→ **What you need to do**
Say the number of lines containing the string "강일리버파크", and say nothing else.

Collected data:
* BEGIN *

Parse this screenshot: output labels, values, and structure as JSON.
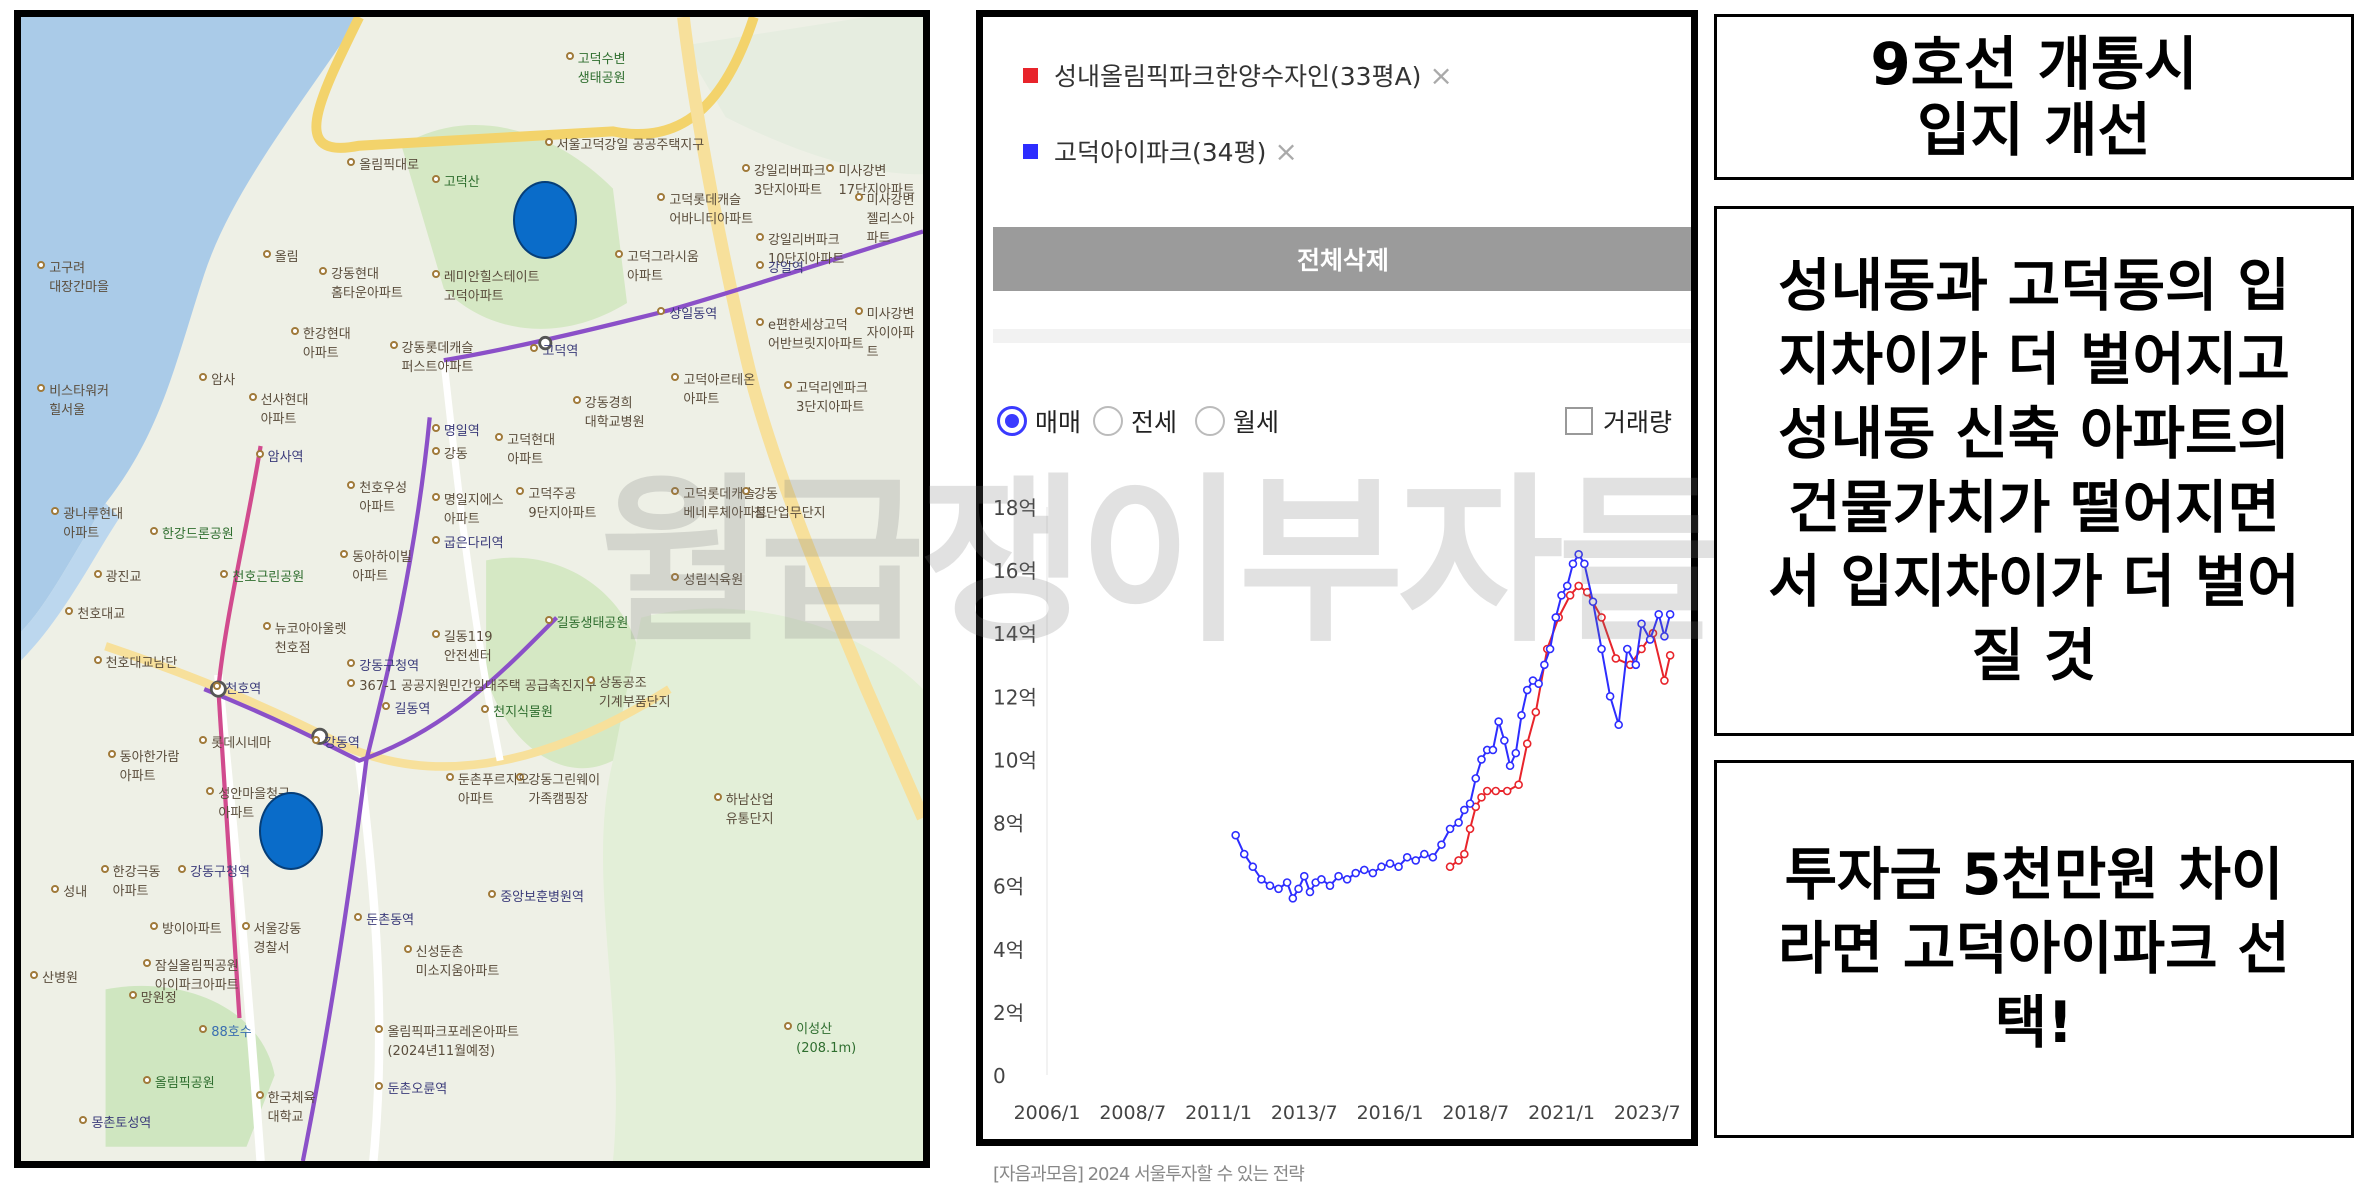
{
  "map": {
    "labels": [
      {
        "text": "고덕수변\n생태공원",
        "x": 395,
        "y": 22,
        "kind": "park"
      },
      {
        "text": "서울고덕강일 공공주택지구",
        "x": 380,
        "y": 82,
        "kind": "normal"
      },
      {
        "text": "올림픽대로",
        "x": 240,
        "y": 96,
        "kind": "normal"
      },
      {
        "text": "강일리버파크\n3단지아파트",
        "x": 520,
        "y": 100,
        "kind": "normal"
      },
      {
        "text": "미사강변\n17단지아파트",
        "x": 580,
        "y": 100,
        "kind": "normal"
      },
      {
        "text": "고덕산",
        "x": 300,
        "y": 108,
        "kind": "park"
      },
      {
        "text": "고덕롯데캐슬\n어바니티아파트",
        "x": 460,
        "y": 120,
        "kind": "normal"
      },
      {
        "text": "강일리버파크\n10단지아파트",
        "x": 530,
        "y": 148,
        "kind": "normal"
      },
      {
        "text": "미사강변\n젤리스아파트",
        "x": 600,
        "y": 120,
        "kind": "normal"
      },
      {
        "text": "올림",
        "x": 180,
        "y": 160,
        "kind": "normal"
      },
      {
        "text": "강동현대\n홈타운아파트",
        "x": 220,
        "y": 172,
        "kind": "normal"
      },
      {
        "text": "레미안힐스테이트\n고덕아파트",
        "x": 300,
        "y": 174,
        "kind": "normal"
      },
      {
        "text": "고덕그라시움\n아파트",
        "x": 430,
        "y": 160,
        "kind": "normal"
      },
      {
        "text": "강일역",
        "x": 530,
        "y": 168,
        "kind": "station"
      },
      {
        "text": "고구려\n대장간마을",
        "x": 20,
        "y": 168,
        "kind": "normal"
      },
      {
        "text": "상일동역",
        "x": 460,
        "y": 200,
        "kind": "station"
      },
      {
        "text": "e편한세상고덕\n어반브릿지아파트",
        "x": 530,
        "y": 208,
        "kind": "normal"
      },
      {
        "text": "미사강변\n자이아파트",
        "x": 600,
        "y": 200,
        "kind": "normal"
      },
      {
        "text": "한강현대\n아파트",
        "x": 200,
        "y": 214,
        "kind": "normal"
      },
      {
        "text": "강동롯데캐슬\n퍼스트아파트",
        "x": 270,
        "y": 224,
        "kind": "normal"
      },
      {
        "text": "고덕역",
        "x": 370,
        "y": 226,
        "kind": "station"
      },
      {
        "text": "고덕아르테온\n아파트",
        "x": 470,
        "y": 246,
        "kind": "normal"
      },
      {
        "text": "고덕리엔파크\n3단지아파트",
        "x": 550,
        "y": 252,
        "kind": "normal"
      },
      {
        "text": "강동경희\n대학교병원",
        "x": 400,
        "y": 262,
        "kind": "normal"
      },
      {
        "text": "비스타워커\n힐서울",
        "x": 20,
        "y": 254,
        "kind": "normal"
      },
      {
        "text": "암사",
        "x": 135,
        "y": 246,
        "kind": "normal"
      },
      {
        "text": "선사현대\n아파트",
        "x": 170,
        "y": 260,
        "kind": "normal"
      },
      {
        "text": "명일역",
        "x": 300,
        "y": 282,
        "kind": "station"
      },
      {
        "text": "고덕현대\n아파트",
        "x": 345,
        "y": 288,
        "kind": "normal"
      },
      {
        "text": "암사역",
        "x": 175,
        "y": 300,
        "kind": "station"
      },
      {
        "text": "강동",
        "x": 300,
        "y": 298,
        "kind": "normal"
      },
      {
        "text": "천호우성\n아파트",
        "x": 240,
        "y": 322,
        "kind": "normal"
      },
      {
        "text": "명일지에스\n아파트",
        "x": 300,
        "y": 330,
        "kind": "normal"
      },
      {
        "text": "고덕주공\n9단지아파트",
        "x": 360,
        "y": 326,
        "kind": "normal"
      },
      {
        "text": "고덕롯데캐슬\n베네루체아파트",
        "x": 470,
        "y": 326,
        "kind": "normal"
      },
      {
        "text": "강동\n첨단업무단지",
        "x": 520,
        "y": 326,
        "kind": "normal"
      },
      {
        "text": "광나루현대\n아파트",
        "x": 30,
        "y": 340,
        "kind": "normal"
      },
      {
        "text": "한강드론공원",
        "x": 100,
        "y": 354,
        "kind": "park"
      },
      {
        "text": "굽은다리역",
        "x": 300,
        "y": 360,
        "kind": "station"
      },
      {
        "text": "동아하이빌\n아파트",
        "x": 235,
        "y": 370,
        "kind": "normal"
      },
      {
        "text": "천호근린공원",
        "x": 150,
        "y": 384,
        "kind": "park"
      },
      {
        "text": "성림식육원",
        "x": 470,
        "y": 386,
        "kind": "normal"
      },
      {
        "text": "광진교",
        "x": 60,
        "y": 384,
        "kind": "normal"
      },
      {
        "text": "천호대교",
        "x": 40,
        "y": 410,
        "kind": "normal"
      },
      {
        "text": "뉴코아아울렛\n천호점",
        "x": 180,
        "y": 420,
        "kind": "normal"
      },
      {
        "text": "길동생태공원",
        "x": 380,
        "y": 416,
        "kind": "park"
      },
      {
        "text": "길동119\n안전센터",
        "x": 300,
        "y": 426,
        "kind": "normal"
      },
      {
        "text": "천호대교남단",
        "x": 60,
        "y": 444,
        "kind": "normal"
      },
      {
        "text": "강동구청역",
        "x": 240,
        "y": 446,
        "kind": "station"
      },
      {
        "text": "367-1 공공지원민간임대주택 공급촉진지구",
        "x": 240,
        "y": 460,
        "kind": "normal"
      },
      {
        "text": "상동공조\n기계부품단지",
        "x": 410,
        "y": 458,
        "kind": "normal"
      },
      {
        "text": "천호역",
        "x": 145,
        "y": 462,
        "kind": "station"
      },
      {
        "text": "길동역",
        "x": 265,
        "y": 476,
        "kind": "station"
      },
      {
        "text": "천지식물원",
        "x": 335,
        "y": 478,
        "kind": "park"
      },
      {
        "text": "롯데시네마",
        "x": 135,
        "y": 500,
        "kind": "normal"
      },
      {
        "text": "동아한가람\n아파트",
        "x": 70,
        "y": 510,
        "kind": "normal"
      },
      {
        "text": "강동역",
        "x": 215,
        "y": 500,
        "kind": "station"
      },
      {
        "text": "강동그린웨이\n가족캠핑장",
        "x": 360,
        "y": 526,
        "kind": "normal"
      },
      {
        "text": "성안마을청구\n아파트",
        "x": 140,
        "y": 536,
        "kind": "normal"
      },
      {
        "text": "둔촌푸르지오\n아파트",
        "x": 310,
        "y": 526,
        "kind": "normal"
      },
      {
        "text": "하남산업\n유통단지",
        "x": 500,
        "y": 540,
        "kind": "normal"
      },
      {
        "text": "한강극동\n아파트",
        "x": 65,
        "y": 590,
        "kind": "normal"
      },
      {
        "text": "강동구청역",
        "x": 120,
        "y": 590,
        "kind": "station"
      },
      {
        "text": "중앙보훈병원역",
        "x": 340,
        "y": 608,
        "kind": "station"
      },
      {
        "text": "둔촌동역",
        "x": 245,
        "y": 624,
        "kind": "station"
      },
      {
        "text": "성내",
        "x": 30,
        "y": 604,
        "kind": "normal"
      },
      {
        "text": "방이아파트",
        "x": 100,
        "y": 630,
        "kind": "normal"
      },
      {
        "text": "서울강동\n경찰서",
        "x": 165,
        "y": 630,
        "kind": "normal"
      },
      {
        "text": "신성둔촌\n미소지움아파트",
        "x": 280,
        "y": 646,
        "kind": "normal"
      },
      {
        "text": "잠실올림픽공원\n아이파크아파트",
        "x": 95,
        "y": 656,
        "kind": "normal"
      },
      {
        "text": "산병원",
        "x": 15,
        "y": 664,
        "kind": "normal"
      },
      {
        "text": "이성산\n(208.1m)",
        "x": 550,
        "y": 700,
        "kind": "park"
      },
      {
        "text": "올림픽파크포레온아파트\n(2024년11월예정)",
        "x": 260,
        "y": 702,
        "kind": "normal"
      },
      {
        "text": "망원정",
        "x": 85,
        "y": 678,
        "kind": "normal"
      },
      {
        "text": "88호수",
        "x": 135,
        "y": 702,
        "kind": "river"
      },
      {
        "text": "올림픽공원",
        "x": 95,
        "y": 738,
        "kind": "park"
      },
      {
        "text": "둔촌오륜역",
        "x": 260,
        "y": 742,
        "kind": "station"
      },
      {
        "text": "한국체육\n대학교",
        "x": 175,
        "y": 748,
        "kind": "normal"
      },
      {
        "text": "몽촌토성역",
        "x": 50,
        "y": 766,
        "kind": "station"
      }
    ],
    "markers": [
      {
        "name": "marker-gangdong-bottom"
      },
      {
        "name": "marker-godeok-top"
      }
    ]
  },
  "chart_panel": {
    "legend": [
      {
        "label": "성내올림픽파크한양수자인(33평A)",
        "color": "#e8242b",
        "close": "×"
      },
      {
        "label": "고덕아이파크(34평)",
        "color": "#2d2dff",
        "close": "×"
      }
    ],
    "delete_all_label": "전체삭제",
    "radio_options": [
      {
        "label": "매매",
        "checked": true
      },
      {
        "label": "전세",
        "checked": false
      },
      {
        "label": "월세",
        "checked": false
      }
    ],
    "volume_label": "거래량",
    "watermark": "월급쟁이부자들",
    "source_caption": "[자음과모음] 2024 서울투자할 수 있는 전략"
  },
  "chart_data": {
    "type": "line",
    "title": "",
    "xlabel": "",
    "ylabel": "",
    "x_ticks": [
      "2006/1",
      "2008/7",
      "2011/1",
      "2013/7",
      "2016/1",
      "2018/7",
      "2021/1",
      "2023/7"
    ],
    "y_ticks": [
      "0",
      "2억",
      "4억",
      "6억",
      "8억",
      "10억",
      "12억",
      "14억",
      "16억",
      "18억"
    ],
    "ylim": [
      0,
      18
    ],
    "xlim": [
      "2006-01",
      "2024-04"
    ],
    "grid": false,
    "series": [
      {
        "name": "성내올림픽파크한양수자인(33평A)",
        "color": "#e8242b",
        "points": [
          [
            "2017-10",
            6.6
          ],
          [
            "2018-01",
            6.8
          ],
          [
            "2018-03",
            7.0
          ],
          [
            "2018-05",
            7.8
          ],
          [
            "2018-07",
            8.5
          ],
          [
            "2018-09",
            8.8
          ],
          [
            "2018-11",
            9.0
          ],
          [
            "2019-02",
            9.0
          ],
          [
            "2019-06",
            9.0
          ],
          [
            "2019-10",
            9.2
          ],
          [
            "2020-01",
            10.5
          ],
          [
            "2020-04",
            11.5
          ],
          [
            "2020-08",
            13.5
          ],
          [
            "2020-12",
            14.5
          ],
          [
            "2021-04",
            15.2
          ],
          [
            "2021-07",
            15.5
          ],
          [
            "2021-10",
            15.3
          ],
          [
            "2022-03",
            14.5
          ],
          [
            "2022-08",
            13.2
          ],
          [
            "2023-01",
            13.0
          ],
          [
            "2023-05",
            13.5
          ],
          [
            "2023-09",
            14.0
          ],
          [
            "2024-01",
            12.5
          ],
          [
            "2024-03",
            13.3
          ]
        ]
      },
      {
        "name": "고덕아이파크(34평)",
        "color": "#2d2dff",
        "points": [
          [
            "2011-07",
            7.6
          ],
          [
            "2011-10",
            7.0
          ],
          [
            "2012-01",
            6.6
          ],
          [
            "2012-04",
            6.2
          ],
          [
            "2012-07",
            6.0
          ],
          [
            "2012-10",
            5.9
          ],
          [
            "2013-01",
            6.1
          ],
          [
            "2013-03",
            5.6
          ],
          [
            "2013-05",
            5.9
          ],
          [
            "2013-07",
            6.3
          ],
          [
            "2013-09",
            5.8
          ],
          [
            "2013-11",
            6.1
          ],
          [
            "2014-01",
            6.2
          ],
          [
            "2014-04",
            6.0
          ],
          [
            "2014-07",
            6.3
          ],
          [
            "2014-10",
            6.2
          ],
          [
            "2015-01",
            6.4
          ],
          [
            "2015-04",
            6.5
          ],
          [
            "2015-07",
            6.4
          ],
          [
            "2015-10",
            6.6
          ],
          [
            "2016-01",
            6.7
          ],
          [
            "2016-04",
            6.6
          ],
          [
            "2016-07",
            6.9
          ],
          [
            "2016-10",
            6.8
          ],
          [
            "2017-01",
            7.0
          ],
          [
            "2017-04",
            6.9
          ],
          [
            "2017-07",
            7.3
          ],
          [
            "2017-10",
            7.8
          ],
          [
            "2018-01",
            8.0
          ],
          [
            "2018-03",
            8.4
          ],
          [
            "2018-05",
            8.6
          ],
          [
            "2018-07",
            9.4
          ],
          [
            "2018-09",
            10.0
          ],
          [
            "2018-11",
            10.3
          ],
          [
            "2019-01",
            10.3
          ],
          [
            "2019-03",
            11.2
          ],
          [
            "2019-05",
            10.6
          ],
          [
            "2019-07",
            9.8
          ],
          [
            "2019-09",
            10.2
          ],
          [
            "2019-11",
            11.4
          ],
          [
            "2020-01",
            12.2
          ],
          [
            "2020-03",
            12.5
          ],
          [
            "2020-05",
            12.4
          ],
          [
            "2020-07",
            13.0
          ],
          [
            "2020-09",
            13.5
          ],
          [
            "2020-11",
            14.5
          ],
          [
            "2021-01",
            15.2
          ],
          [
            "2021-03",
            15.5
          ],
          [
            "2021-05",
            16.2
          ],
          [
            "2021-07",
            16.5
          ],
          [
            "2021-09",
            16.2
          ],
          [
            "2021-12",
            15.0
          ],
          [
            "2022-03",
            13.5
          ],
          [
            "2022-06",
            12.0
          ],
          [
            "2022-09",
            11.1
          ],
          [
            "2022-12",
            13.5
          ],
          [
            "2023-03",
            13.0
          ],
          [
            "2023-05",
            14.3
          ],
          [
            "2023-08",
            13.8
          ],
          [
            "2023-11",
            14.6
          ],
          [
            "2024-01",
            13.9
          ],
          [
            "2024-03",
            14.6
          ]
        ]
      }
    ]
  },
  "text_boxes": {
    "box1": "9호선 개통시\n입지 개선",
    "box2": "성내동과 고덕동의 입\n지차이가 더 벌어지고\n성내동 신축 아파트의\n건물가치가 떨어지면\n서 입지차이가 더 벌어\n질 것",
    "box3": "투자금 5천만원 차이\n라면 고덕아이파크 선\n택!"
  }
}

* END *

→ **Written answer**
2